- Instructions to follow
Return every entry exactly as written.

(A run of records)
>> begin
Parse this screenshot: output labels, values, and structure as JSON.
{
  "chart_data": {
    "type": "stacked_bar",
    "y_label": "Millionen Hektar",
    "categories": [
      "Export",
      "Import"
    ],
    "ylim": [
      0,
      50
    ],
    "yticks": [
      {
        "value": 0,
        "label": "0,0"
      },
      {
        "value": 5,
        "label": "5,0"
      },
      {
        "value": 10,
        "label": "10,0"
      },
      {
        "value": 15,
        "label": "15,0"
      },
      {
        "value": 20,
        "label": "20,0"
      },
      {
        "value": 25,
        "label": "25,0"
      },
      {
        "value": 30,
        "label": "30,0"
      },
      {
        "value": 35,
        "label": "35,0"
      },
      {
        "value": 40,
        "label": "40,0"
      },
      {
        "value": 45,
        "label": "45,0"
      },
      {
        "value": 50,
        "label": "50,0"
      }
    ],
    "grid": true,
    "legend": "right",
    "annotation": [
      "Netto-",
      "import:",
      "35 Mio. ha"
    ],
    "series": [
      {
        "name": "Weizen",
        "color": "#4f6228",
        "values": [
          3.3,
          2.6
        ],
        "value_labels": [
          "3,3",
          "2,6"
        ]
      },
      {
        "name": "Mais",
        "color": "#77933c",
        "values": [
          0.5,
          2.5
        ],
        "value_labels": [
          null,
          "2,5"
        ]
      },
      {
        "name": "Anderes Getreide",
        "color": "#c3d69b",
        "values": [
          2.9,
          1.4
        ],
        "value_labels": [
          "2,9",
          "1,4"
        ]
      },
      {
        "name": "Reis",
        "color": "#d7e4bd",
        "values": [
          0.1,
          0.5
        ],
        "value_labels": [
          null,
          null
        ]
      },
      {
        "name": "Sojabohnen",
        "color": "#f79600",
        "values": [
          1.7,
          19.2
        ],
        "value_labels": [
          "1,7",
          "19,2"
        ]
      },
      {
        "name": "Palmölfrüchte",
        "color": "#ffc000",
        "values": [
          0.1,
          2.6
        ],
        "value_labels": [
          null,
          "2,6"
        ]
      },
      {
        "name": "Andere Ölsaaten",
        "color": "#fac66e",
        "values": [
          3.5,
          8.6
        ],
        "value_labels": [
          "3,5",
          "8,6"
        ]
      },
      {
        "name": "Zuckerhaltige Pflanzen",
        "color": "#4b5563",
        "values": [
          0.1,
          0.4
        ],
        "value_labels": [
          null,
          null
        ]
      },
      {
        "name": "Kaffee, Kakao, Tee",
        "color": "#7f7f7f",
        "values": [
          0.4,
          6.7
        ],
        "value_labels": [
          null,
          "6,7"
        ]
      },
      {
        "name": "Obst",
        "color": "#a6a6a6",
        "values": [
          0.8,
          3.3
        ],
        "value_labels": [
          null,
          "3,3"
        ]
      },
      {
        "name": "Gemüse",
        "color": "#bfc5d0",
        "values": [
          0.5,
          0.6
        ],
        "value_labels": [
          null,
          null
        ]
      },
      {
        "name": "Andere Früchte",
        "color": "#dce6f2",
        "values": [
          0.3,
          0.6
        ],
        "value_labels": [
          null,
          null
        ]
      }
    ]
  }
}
>> end
- Worked solution
Parse this screenshot: output labels, values, and structure as JSON.
{
  "chart_data": {
    "type": "stacked_bar",
    "y_label": "Millionen Hektar",
    "categories": [
      "Export",
      "Import"
    ],
    "ylim": [
      0,
      50
    ],
    "yticks": [
      {
        "value": 0,
        "label": "0,0"
      },
      {
        "value": 5,
        "label": "5,0"
      },
      {
        "value": 10,
        "label": "10,0"
      },
      {
        "value": 15,
        "label": "15,0"
      },
      {
        "value": 20,
        "label": "20,0"
      },
      {
        "value": 25,
        "label": "25,0"
      },
      {
        "value": 30,
        "label": "30,0"
      },
      {
        "value": 35,
        "label": "35,0"
      },
      {
        "value": 40,
        "label": "40,0"
      },
      {
        "value": 45,
        "label": "45,0"
      },
      {
        "value": 50,
        "label": "50,0"
      }
    ],
    "grid": true,
    "legend": "right",
    "annotation": [
      "Netto-",
      "import:",
      "35 Mio. ha"
    ],
    "series": [
      {
        "name": "Weizen",
        "color": "#4f6228",
        "values": [
          3.3,
          2.6
        ],
        "value_labels": [
          "3,3",
          "2,6"
        ]
      },
      {
        "name": "Mais",
        "color": "#77933c",
        "values": [
          0.5,
          2.5
        ],
        "value_labels": [
          null,
          "2,5"
        ]
      },
      {
        "name": "Anderes Getreide",
        "color": "#c3d69b",
        "values": [
          2.9,
          1.4
        ],
        "value_labels": [
          "2,9",
          "1,4"
        ]
      },
      {
        "name": "Reis",
        "color": "#d7e4bd",
        "values": [
          0.1,
          0.5
        ],
        "value_labels": [
          null,
          null
        ]
      },
      {
        "name": "Sojabohnen",
        "color": "#f79600",
        "values": [
          1.7,
          19.2
        ],
        "value_labels": [
          "1,7",
          "19,2"
        ]
      },
      {
        "name": "Palmölfrüchte",
        "color": "#ffc000",
        "values": [
          0.1,
          2.6
        ],
        "value_labels": [
          null,
          "2,6"
        ]
      },
      {
        "name": "Andere Ölsaaten",
        "color": "#fac66e",
        "values": [
          3.5,
          8.6
        ],
        "value_labels": [
          "3,5",
          "8,6"
        ]
      },
      {
        "name": "Zuckerhaltige Pflanzen",
        "color": "#4b5563",
        "values": [
          0.1,
          0.4
        ],
        "value_labels": [
          null,
          null
        ]
      },
      {
        "name": "Kaffee, Kakao, Tee",
        "color": "#7f7f7f",
        "values": [
          0.4,
          6.7
        ],
        "value_labels": [
          null,
          "6,7"
        ]
      },
      {
        "name": "Obst",
        "color": "#a6a6a6",
        "values": [
          0.8,
          3.3
        ],
        "value_labels": [
          null,
          "3,3"
        ]
      },
      {
        "name": "Gemüse",
        "color": "#bfc5d0",
        "values": [
          0.5,
          0.6
        ],
        "value_labels": [
          null,
          null
        ]
      },
      {
        "name": "Andere Früchte",
        "color": "#dce6f2",
        "values": [
          0.3,
          0.6
        ],
        "value_labels": [
          null,
          null
        ]
      }
    ]
  }
}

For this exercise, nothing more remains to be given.